### Exercise aim:
Select every line containing the word "godzinach" from the material, and copy those lines.

#####

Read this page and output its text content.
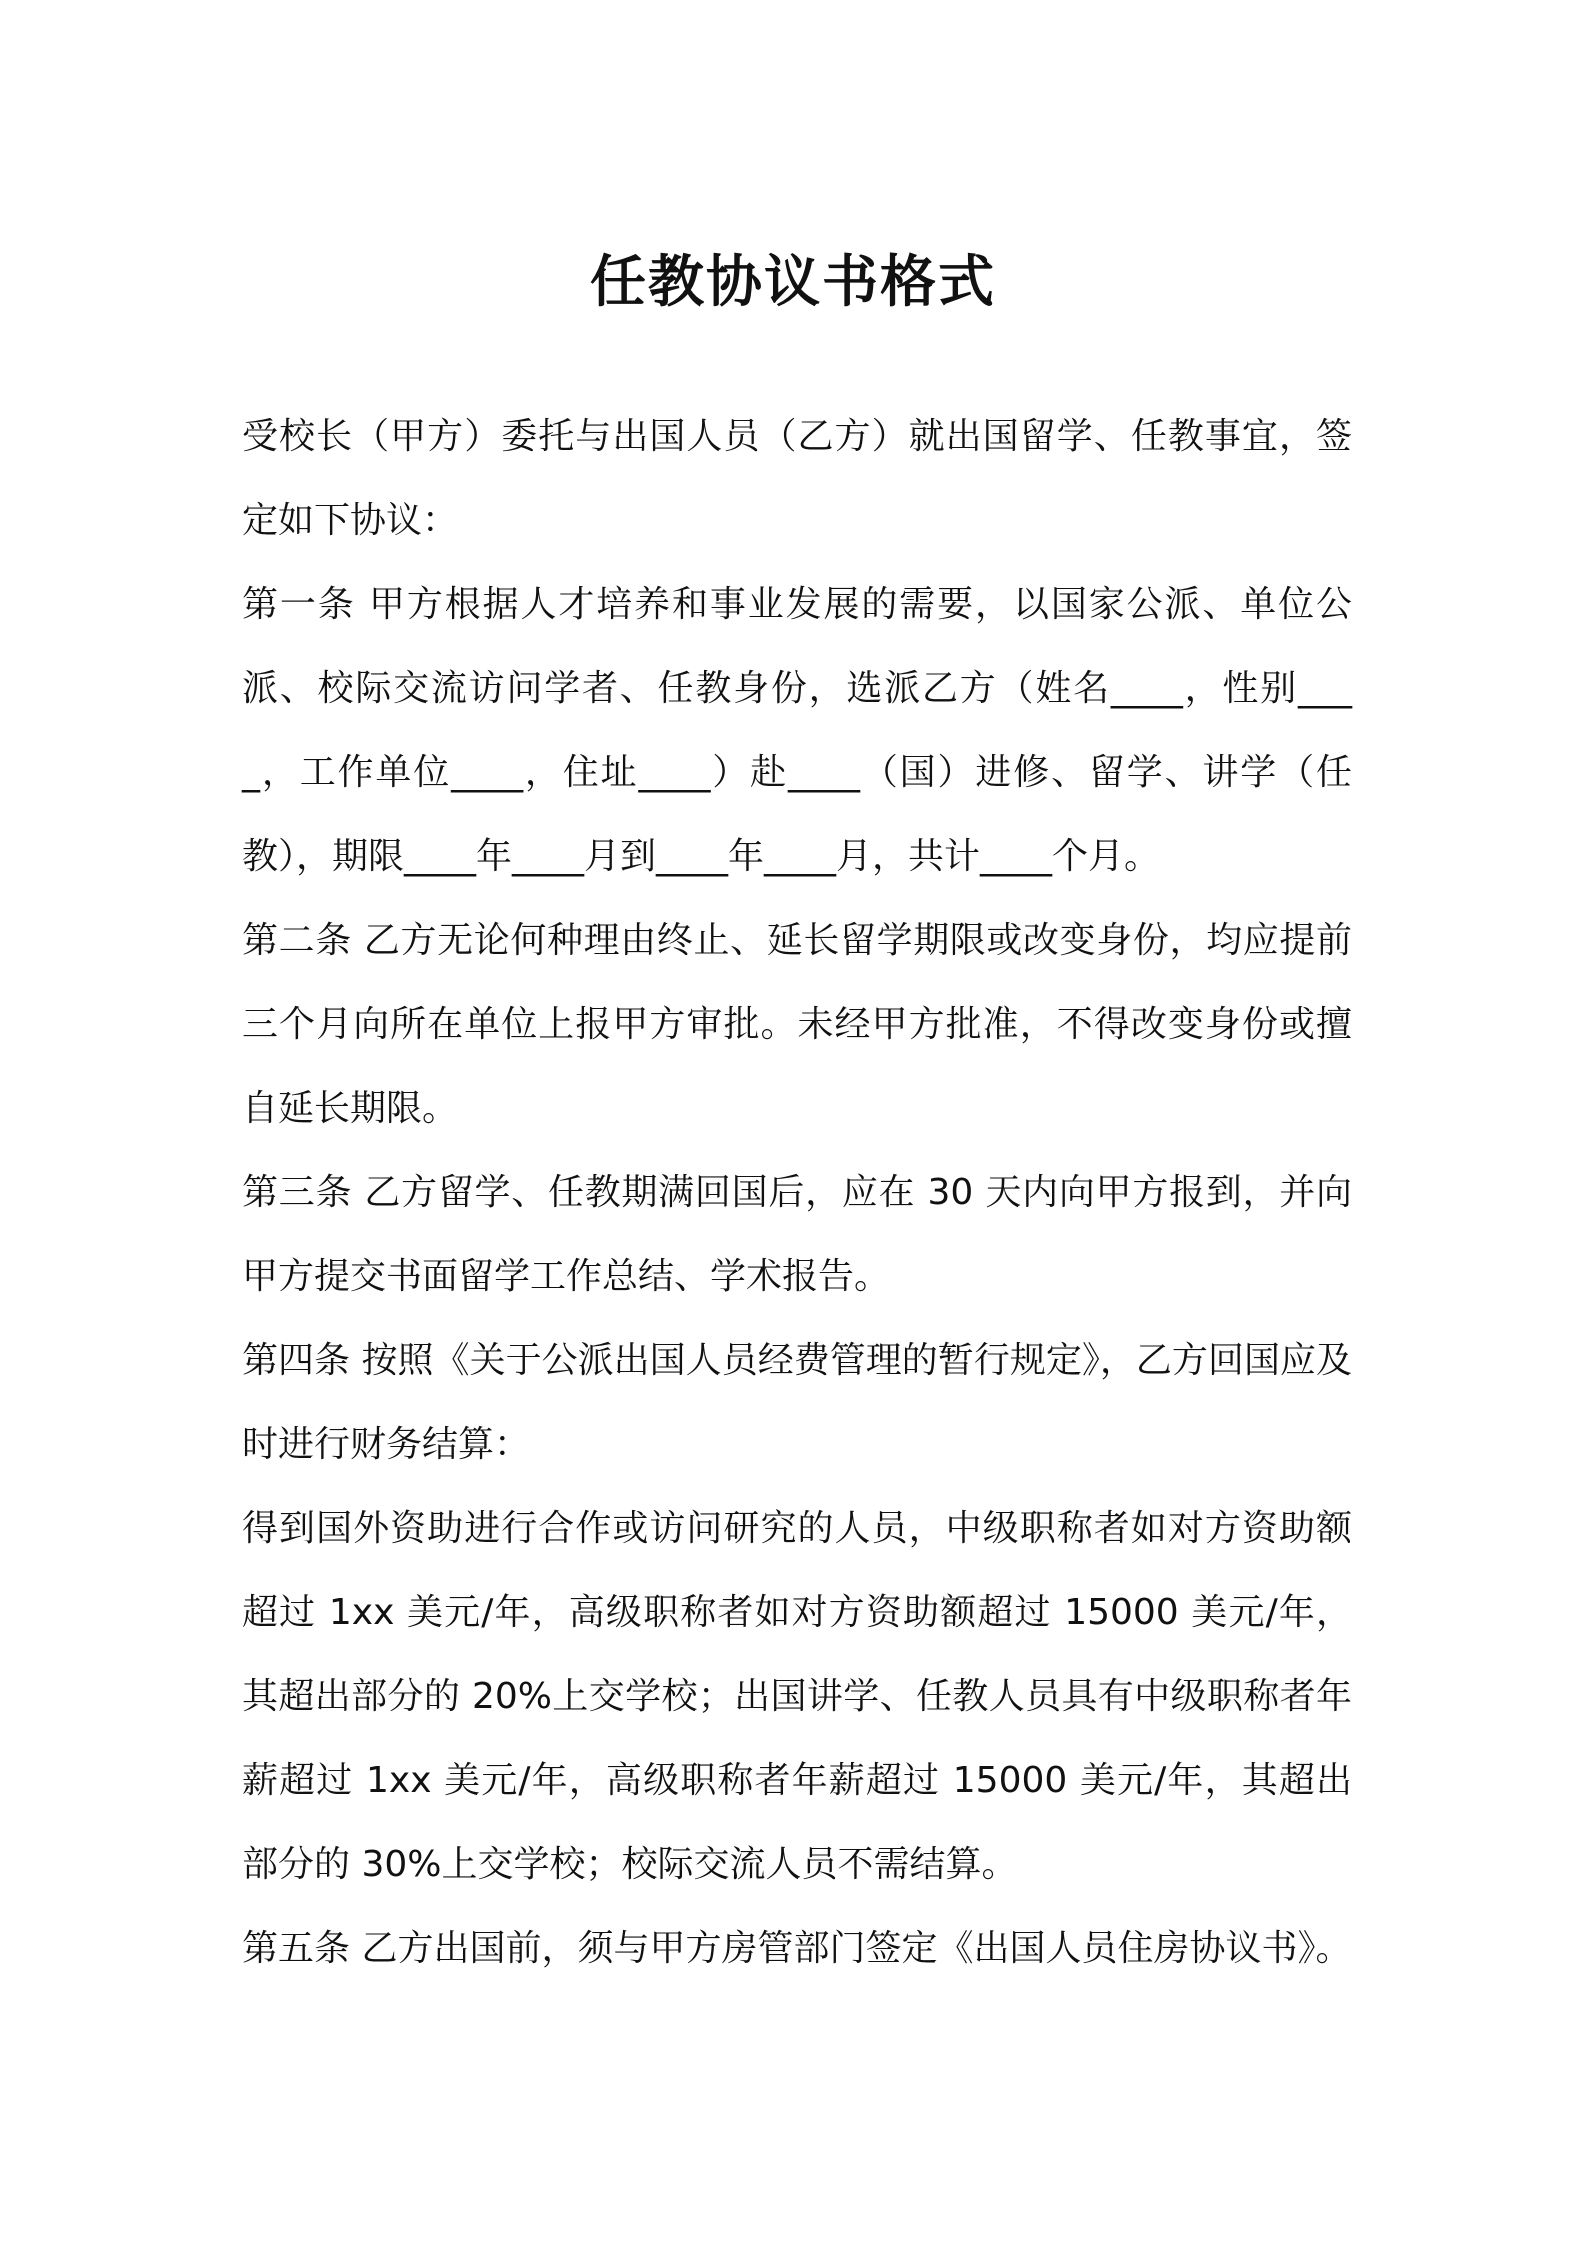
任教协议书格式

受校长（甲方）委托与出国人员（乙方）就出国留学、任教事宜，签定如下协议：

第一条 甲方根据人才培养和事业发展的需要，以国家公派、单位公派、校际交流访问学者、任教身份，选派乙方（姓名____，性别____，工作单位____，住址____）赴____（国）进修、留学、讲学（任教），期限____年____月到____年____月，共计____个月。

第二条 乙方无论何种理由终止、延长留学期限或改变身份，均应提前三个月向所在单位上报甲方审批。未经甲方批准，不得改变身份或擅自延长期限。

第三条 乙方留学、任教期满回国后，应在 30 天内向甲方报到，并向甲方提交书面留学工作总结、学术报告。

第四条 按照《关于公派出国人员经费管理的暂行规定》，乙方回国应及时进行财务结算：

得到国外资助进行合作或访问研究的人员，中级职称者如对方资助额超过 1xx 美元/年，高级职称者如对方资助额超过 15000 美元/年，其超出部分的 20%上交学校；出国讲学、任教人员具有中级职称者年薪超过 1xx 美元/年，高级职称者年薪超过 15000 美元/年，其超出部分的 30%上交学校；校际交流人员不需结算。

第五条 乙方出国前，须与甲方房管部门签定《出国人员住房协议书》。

#####

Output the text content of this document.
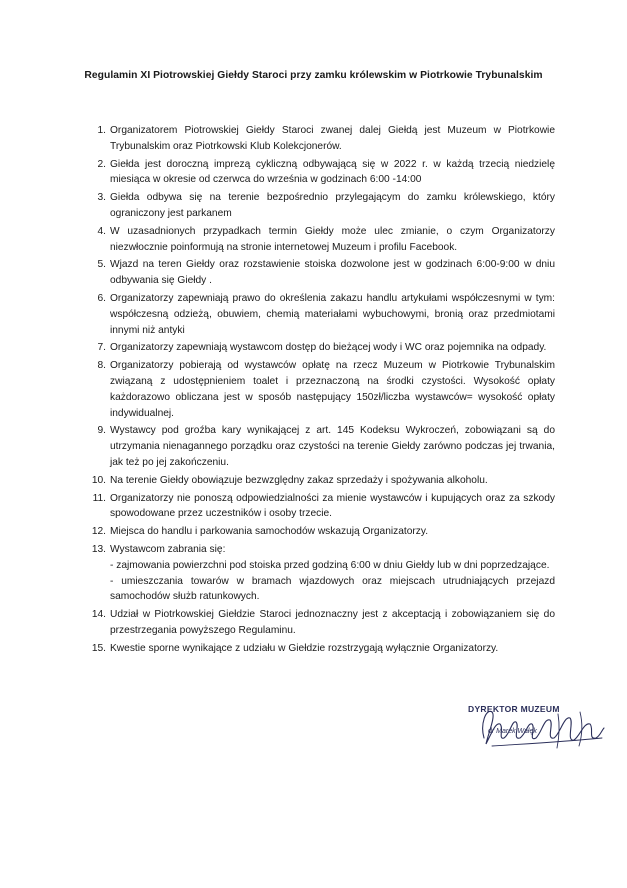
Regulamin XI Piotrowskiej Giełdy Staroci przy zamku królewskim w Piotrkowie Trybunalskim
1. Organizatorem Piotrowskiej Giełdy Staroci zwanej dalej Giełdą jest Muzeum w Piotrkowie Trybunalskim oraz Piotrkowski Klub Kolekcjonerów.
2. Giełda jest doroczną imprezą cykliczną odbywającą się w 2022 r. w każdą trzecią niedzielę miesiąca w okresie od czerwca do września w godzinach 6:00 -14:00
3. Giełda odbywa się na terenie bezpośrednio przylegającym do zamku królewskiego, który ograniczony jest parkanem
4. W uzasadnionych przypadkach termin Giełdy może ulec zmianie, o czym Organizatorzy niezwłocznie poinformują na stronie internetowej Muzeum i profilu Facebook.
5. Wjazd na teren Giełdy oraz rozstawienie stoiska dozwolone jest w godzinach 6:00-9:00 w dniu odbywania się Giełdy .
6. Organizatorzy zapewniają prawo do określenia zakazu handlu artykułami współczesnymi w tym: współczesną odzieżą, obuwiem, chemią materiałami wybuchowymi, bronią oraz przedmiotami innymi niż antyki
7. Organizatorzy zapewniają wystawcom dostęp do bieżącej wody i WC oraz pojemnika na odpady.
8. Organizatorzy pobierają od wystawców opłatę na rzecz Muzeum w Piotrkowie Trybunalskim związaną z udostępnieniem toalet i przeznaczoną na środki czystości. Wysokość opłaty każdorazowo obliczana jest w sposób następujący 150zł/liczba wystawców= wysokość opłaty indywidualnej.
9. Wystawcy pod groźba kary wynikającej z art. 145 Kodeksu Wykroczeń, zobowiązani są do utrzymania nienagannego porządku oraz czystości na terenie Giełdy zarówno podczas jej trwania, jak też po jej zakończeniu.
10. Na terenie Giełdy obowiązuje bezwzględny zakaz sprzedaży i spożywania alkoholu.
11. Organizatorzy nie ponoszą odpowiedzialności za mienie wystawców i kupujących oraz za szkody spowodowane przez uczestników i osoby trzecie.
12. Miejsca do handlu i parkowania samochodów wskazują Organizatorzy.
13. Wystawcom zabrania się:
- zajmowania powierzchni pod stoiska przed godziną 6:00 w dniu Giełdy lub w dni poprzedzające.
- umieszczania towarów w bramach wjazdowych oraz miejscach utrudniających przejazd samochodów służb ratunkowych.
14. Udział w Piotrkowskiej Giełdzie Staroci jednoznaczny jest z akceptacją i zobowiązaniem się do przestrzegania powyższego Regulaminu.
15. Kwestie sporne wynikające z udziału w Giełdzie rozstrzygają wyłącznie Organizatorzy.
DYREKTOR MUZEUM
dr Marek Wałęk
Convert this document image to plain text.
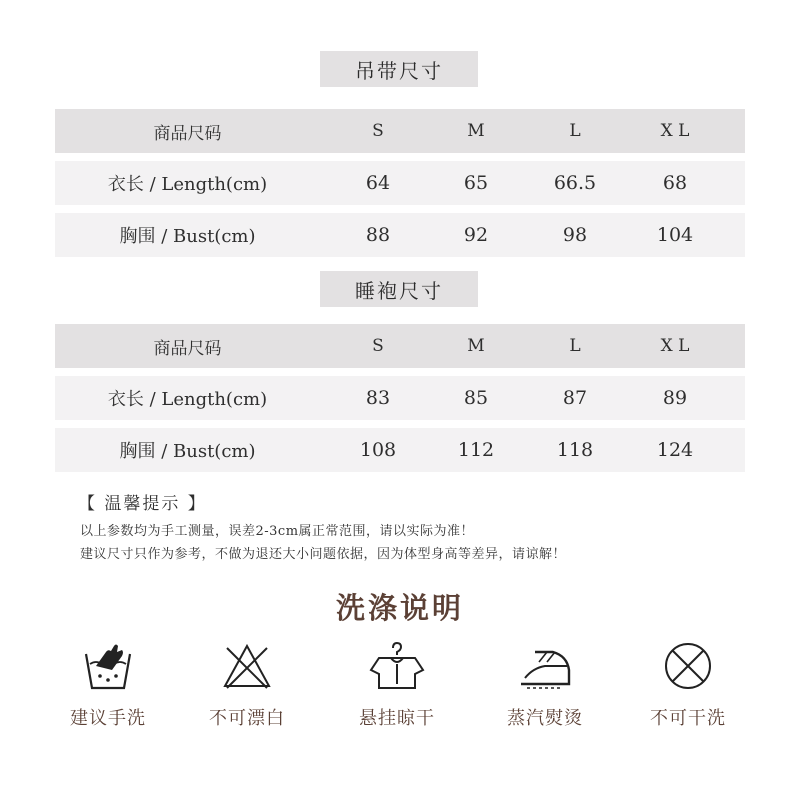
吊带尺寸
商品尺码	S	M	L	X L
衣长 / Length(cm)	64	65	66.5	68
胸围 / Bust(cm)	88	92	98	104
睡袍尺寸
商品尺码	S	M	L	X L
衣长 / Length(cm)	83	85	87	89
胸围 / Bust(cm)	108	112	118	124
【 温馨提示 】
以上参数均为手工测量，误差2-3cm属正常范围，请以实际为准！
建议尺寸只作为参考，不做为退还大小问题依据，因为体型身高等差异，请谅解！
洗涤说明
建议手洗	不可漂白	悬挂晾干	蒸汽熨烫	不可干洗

#####

### Output of the exercise:
2. Giełda jest doroczną imprezą cykliczną odbywającą się w 2022 r. w każdą trzecią niedzielę miesiąca w okresie od czerwca do września w godzinach 6:00 -14:00
5. Wjazd na teren Giełdy oraz rozstawienie stoiska dozwolone jest w godzinach 6:00-9:00 w dniu odbywania się Giełdy .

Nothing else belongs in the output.